- **EXTRAIT DU DOCUMENT**
::::::

Pourquoi privilégier la rue comme lieu de socialisation ? « Il y a des jeunes qu’on rencontre dans la rue et qu’on retrouve difficilement ailleurs, explique-t-il. Les plus fragilisés d’entre eux ne rentrent pas facilement dans des structures du genre service d’aide aux jeunes qui proposent leurs services dans un local. Ensuite, le travail de rue permet de bâtir une relation de confiance avec le jeune, ce qui lui permet, le cas échéant, de nous demander plus rapidement de l’aide. Cette approche est beaucoup plus préventive car le jeune n’attend pas d’être dans une grande difficulté pour nous solliciter. Une troisième raison est que la relation qu’on établit avec le jeune dans la rue n’est jamais d’autorité, car on est là dans un espace qui appartient à tout le monde. Cela donne aux deux parties la liberté de stopper la relation quand on sent que cela ne va plus ».
Le plus souvent, les travailleurs sociaux de Dynamo rencontrent le jeune dans le cadre des activités collectives qu’ils organisent dans l’espace public. « Bien souvent, le jeune commence assez spontanément à nous parler de lui, de sa scolarité, de sa famille, tout en sachant très bien qui nous sommes et que nous respectons un secret professionnel de confidentialité. Cette base de confiance nous permet également de le solliciter pour qu’il nous en parle ». Dans certains cas, cette relation devient un accompagnement individuel qui peut parfois prendre des proportions importantes. Certains d’entre eux sont suivis par Dynamo pendant des années par le biais d’entretiens familiaux ou de démarches en matière scolaire, judiciaire, de santé ou de relations avec ses copains. Lorsqu’une difficulté devient difficile à résoudre, Dynamo peut s’adresser à l’étage supérieur de l’aide à la jeunesse, le SAJ, un organe officiel public, ou prévenir, via le SAJ, le Parquet de la jeunesse. Dynamo est par ailleurs en relation avec d’autres institutions, spécialisées en matière de logement, de santé ou de guidance.
[1] Le nom de l’association fait référence à l’article 27 de la Déclaration universelle des droits de l’homme : « Toute personne a le droit de prendre part librement à la vie culturelle de la communauté, de jouir des arts et de participer au progrès scientifique et aux bienfaits qui en résultent ».
[2] Ces témoignages ont été repris dans « Emois ! Et moi... Guide d’Article 27 à destination des travailleurs sociaux, 2004-2006 ».
[3] L’OED sera prochainement rebaptisée Prison et réinsertion. Art et prison a été développée depuis 2000 par le bureau belge du British Council, Rode Anthraciet , l’OED et Culture et démocratie.
[4] Voir Mark Lipsey, « What works ? », Université de Salford, Royaume-Uni, 1993.

::::::

- **DONNÉES FOURNIES**
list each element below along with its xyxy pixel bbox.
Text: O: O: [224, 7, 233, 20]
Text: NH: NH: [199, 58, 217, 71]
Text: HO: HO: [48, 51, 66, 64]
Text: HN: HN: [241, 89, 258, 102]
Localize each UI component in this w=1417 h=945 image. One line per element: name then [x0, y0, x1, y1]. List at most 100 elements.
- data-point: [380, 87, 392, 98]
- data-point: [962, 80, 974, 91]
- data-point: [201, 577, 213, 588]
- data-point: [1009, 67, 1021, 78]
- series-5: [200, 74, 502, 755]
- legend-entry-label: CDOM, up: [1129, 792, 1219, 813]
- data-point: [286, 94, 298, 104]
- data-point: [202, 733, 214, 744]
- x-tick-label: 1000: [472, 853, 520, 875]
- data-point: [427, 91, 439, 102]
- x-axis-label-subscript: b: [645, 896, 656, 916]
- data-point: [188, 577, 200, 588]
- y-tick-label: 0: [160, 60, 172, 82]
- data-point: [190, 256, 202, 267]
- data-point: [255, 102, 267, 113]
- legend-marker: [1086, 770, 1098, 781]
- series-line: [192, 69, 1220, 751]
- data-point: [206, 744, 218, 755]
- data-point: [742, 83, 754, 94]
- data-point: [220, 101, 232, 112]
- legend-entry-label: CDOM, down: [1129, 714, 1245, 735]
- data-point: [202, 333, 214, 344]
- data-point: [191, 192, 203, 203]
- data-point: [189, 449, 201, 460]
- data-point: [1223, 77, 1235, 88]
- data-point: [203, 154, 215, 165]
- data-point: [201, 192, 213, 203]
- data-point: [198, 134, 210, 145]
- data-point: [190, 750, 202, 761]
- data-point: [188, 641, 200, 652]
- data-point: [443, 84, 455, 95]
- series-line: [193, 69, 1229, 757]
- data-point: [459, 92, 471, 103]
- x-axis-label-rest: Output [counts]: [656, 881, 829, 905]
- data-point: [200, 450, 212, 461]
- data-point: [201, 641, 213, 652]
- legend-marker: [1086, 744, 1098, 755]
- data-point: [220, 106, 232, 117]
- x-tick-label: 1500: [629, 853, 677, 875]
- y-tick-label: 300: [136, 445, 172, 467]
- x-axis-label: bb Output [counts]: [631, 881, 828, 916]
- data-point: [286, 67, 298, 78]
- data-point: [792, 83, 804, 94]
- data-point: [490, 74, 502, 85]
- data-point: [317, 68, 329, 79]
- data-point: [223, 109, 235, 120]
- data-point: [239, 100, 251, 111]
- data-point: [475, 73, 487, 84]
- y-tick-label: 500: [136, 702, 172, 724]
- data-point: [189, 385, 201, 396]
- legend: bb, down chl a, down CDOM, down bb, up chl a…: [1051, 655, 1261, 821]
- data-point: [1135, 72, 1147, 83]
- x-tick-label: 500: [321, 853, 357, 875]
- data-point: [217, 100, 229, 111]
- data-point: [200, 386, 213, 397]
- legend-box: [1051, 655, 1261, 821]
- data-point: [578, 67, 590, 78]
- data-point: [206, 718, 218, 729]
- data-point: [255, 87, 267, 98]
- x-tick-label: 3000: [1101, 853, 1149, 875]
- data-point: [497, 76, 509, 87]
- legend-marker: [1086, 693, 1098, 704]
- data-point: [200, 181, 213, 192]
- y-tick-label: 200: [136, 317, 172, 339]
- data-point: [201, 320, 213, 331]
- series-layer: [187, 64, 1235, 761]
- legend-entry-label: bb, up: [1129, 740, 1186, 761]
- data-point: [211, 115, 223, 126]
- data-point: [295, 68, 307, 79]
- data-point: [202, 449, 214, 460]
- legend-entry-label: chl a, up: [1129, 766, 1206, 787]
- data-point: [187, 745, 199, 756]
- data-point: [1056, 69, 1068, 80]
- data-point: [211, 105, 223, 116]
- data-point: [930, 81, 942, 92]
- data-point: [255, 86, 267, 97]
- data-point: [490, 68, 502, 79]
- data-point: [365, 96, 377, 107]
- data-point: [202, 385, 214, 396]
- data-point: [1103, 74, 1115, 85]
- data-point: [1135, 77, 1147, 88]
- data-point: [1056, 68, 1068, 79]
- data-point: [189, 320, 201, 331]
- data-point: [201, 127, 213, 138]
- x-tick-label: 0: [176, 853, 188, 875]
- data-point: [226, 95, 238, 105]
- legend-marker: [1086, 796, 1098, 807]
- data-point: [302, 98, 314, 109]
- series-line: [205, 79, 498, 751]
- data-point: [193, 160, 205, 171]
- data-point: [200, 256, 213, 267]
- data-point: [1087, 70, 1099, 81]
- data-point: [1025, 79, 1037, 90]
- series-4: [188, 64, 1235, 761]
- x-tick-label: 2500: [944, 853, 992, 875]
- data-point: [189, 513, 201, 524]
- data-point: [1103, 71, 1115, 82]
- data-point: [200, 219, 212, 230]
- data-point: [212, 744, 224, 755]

::::::

- **CONSIGNE**
Recopiez fidèlement le passage de l'extrait sur le travail de rue qui commence par « [1] Le nom de » et se termine par « Culture et démocratie. ».

- **RÉPONSE**
[1] Le nom de l’association fait référence à l’article 27 de la Déclaration universelle des droits de l’homme : « Toute personne a le droit de prendre part librement à la vie culturelle de la communauté, de jouir des arts et de participer au progrès scientifique et aux bienfaits qui en résultent ».
[2] Ces témoignages ont été repris dans « Emois ! Et moi... Guide d’Article 27 à destination des travailleurs sociaux, 2004-2006 ».
[3] L’OED sera prochainement rebaptisée Prison et réinsertion. Art et prison a été développée depuis 2000 par le bureau belge du British Council, Rode Anthraciet , l’OED et Culture et démocratie.